(Dataset records)
# # # #
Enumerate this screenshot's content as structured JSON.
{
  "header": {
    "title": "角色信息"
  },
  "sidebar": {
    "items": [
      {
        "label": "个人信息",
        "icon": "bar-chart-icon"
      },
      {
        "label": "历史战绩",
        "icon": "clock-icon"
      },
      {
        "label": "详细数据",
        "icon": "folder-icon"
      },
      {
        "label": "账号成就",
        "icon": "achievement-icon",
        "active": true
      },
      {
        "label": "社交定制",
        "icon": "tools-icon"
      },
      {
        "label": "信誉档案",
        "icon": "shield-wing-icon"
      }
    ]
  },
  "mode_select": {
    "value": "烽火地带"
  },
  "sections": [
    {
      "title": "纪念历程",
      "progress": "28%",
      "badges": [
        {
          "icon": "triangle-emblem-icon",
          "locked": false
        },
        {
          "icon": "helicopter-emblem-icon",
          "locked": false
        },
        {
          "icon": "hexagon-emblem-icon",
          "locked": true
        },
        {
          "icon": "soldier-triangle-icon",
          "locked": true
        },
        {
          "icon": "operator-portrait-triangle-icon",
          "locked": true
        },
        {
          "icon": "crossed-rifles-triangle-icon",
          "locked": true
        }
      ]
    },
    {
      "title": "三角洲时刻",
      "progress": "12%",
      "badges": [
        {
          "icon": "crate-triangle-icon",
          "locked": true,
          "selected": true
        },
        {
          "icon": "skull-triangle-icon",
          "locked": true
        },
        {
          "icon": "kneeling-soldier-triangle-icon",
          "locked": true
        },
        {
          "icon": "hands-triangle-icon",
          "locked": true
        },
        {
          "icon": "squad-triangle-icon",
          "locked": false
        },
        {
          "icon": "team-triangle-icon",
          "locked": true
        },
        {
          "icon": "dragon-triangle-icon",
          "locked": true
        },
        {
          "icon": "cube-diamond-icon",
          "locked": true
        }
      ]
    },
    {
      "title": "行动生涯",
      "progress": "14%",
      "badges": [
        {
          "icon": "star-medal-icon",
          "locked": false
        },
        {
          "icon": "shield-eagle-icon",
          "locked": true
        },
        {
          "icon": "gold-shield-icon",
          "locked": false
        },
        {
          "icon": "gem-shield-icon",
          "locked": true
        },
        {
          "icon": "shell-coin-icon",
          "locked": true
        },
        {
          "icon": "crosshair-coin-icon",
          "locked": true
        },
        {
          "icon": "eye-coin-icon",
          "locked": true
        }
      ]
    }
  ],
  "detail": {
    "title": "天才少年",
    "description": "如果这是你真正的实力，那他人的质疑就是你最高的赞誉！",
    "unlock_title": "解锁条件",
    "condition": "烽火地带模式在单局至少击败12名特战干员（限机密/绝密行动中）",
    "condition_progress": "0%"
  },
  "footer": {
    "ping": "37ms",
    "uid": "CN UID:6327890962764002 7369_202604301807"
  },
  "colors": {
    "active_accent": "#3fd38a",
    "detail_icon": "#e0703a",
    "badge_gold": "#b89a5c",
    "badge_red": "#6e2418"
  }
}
# # # #
Search the entries for the word "coin" and copy every line that has it.

          "icon": "shell-coin-icon",
          "icon": "crosshair-coin-icon",
          "icon": "eye-coin-icon",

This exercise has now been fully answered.